[TASK DATA start]

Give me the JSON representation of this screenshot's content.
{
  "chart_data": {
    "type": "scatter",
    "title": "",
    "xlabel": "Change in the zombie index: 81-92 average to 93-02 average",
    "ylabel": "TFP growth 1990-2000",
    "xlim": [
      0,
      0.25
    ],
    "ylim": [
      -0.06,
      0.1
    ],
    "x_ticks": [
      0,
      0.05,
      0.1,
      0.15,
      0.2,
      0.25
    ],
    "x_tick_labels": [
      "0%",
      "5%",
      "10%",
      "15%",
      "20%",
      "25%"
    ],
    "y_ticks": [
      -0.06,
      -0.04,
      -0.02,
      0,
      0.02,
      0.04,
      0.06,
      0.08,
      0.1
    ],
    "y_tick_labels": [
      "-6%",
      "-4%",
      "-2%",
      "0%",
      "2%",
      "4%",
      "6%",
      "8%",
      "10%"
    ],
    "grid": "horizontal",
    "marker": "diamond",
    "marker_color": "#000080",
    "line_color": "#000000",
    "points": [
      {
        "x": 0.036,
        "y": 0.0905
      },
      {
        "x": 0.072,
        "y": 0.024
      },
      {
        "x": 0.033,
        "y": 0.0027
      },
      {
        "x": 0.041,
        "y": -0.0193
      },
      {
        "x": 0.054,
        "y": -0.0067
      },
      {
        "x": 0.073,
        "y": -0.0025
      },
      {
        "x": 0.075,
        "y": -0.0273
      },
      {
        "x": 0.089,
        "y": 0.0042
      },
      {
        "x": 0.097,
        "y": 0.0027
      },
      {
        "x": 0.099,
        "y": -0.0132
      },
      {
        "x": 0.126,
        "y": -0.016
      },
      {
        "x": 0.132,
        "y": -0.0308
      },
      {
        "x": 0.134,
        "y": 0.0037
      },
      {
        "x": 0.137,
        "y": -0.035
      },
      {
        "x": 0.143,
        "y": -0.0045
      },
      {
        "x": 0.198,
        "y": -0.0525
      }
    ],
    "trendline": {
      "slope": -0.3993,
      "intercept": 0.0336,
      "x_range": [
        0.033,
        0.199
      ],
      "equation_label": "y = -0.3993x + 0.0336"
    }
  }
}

[TASK DATA end]
[TASK DATA start]

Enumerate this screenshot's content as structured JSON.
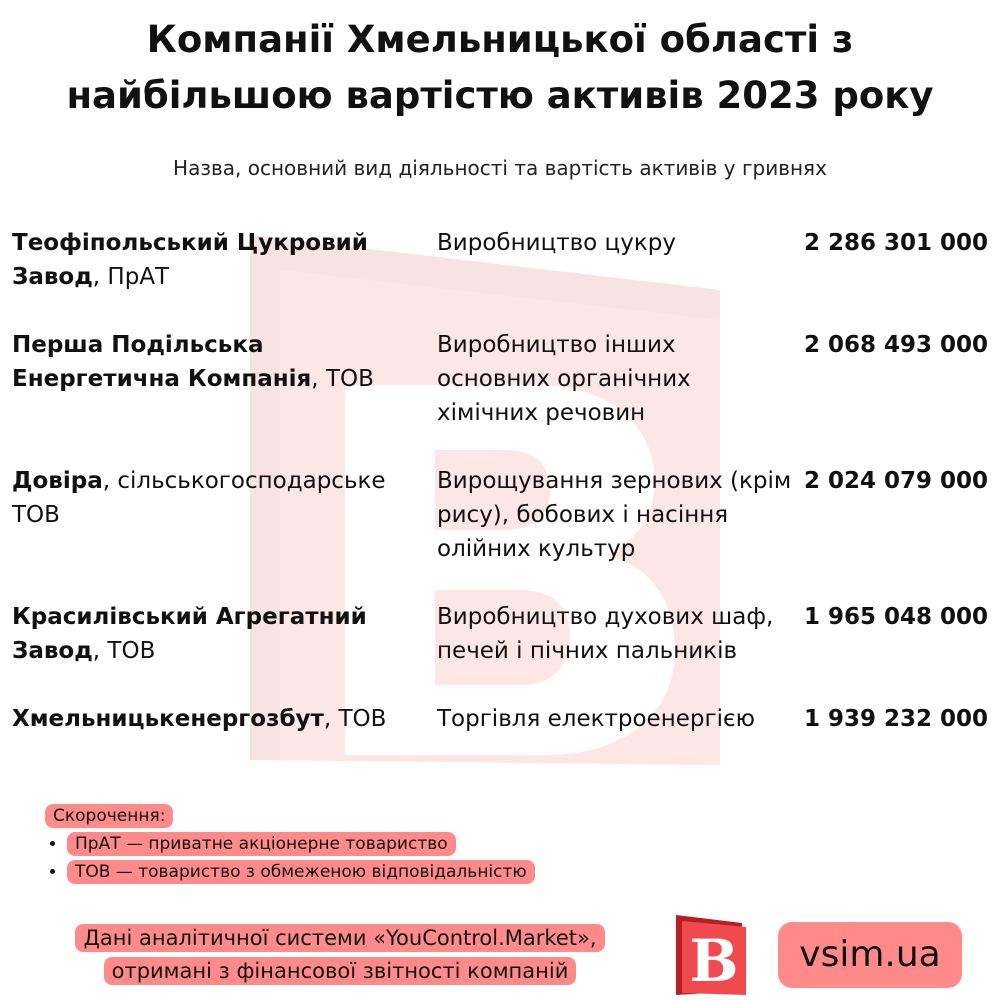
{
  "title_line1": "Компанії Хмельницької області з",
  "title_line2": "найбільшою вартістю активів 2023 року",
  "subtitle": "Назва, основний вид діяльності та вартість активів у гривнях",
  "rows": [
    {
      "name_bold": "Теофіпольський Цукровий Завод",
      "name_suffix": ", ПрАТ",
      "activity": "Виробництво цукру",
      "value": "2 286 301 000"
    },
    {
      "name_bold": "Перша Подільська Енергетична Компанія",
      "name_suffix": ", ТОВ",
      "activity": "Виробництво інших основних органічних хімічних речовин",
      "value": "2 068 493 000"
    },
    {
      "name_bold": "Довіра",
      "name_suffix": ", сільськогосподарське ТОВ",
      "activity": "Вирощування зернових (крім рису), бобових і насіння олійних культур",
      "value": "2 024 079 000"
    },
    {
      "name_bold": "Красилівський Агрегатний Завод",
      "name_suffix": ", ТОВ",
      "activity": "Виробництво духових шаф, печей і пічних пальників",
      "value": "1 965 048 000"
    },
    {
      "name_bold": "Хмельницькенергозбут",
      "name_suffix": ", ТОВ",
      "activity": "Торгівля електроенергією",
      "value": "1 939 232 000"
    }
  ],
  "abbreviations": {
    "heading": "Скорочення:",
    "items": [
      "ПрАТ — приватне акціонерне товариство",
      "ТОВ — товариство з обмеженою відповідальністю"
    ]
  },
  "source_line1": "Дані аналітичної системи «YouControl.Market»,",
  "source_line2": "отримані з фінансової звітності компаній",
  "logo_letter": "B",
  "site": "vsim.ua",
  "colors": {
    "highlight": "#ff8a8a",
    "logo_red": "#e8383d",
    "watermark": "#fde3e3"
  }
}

[TASK DATA end]

## EXERCISE DESCRIPTION
Count every line in the preceding entries where the string "activity" appears, then state only the total.

## RIGHT ANSWER
5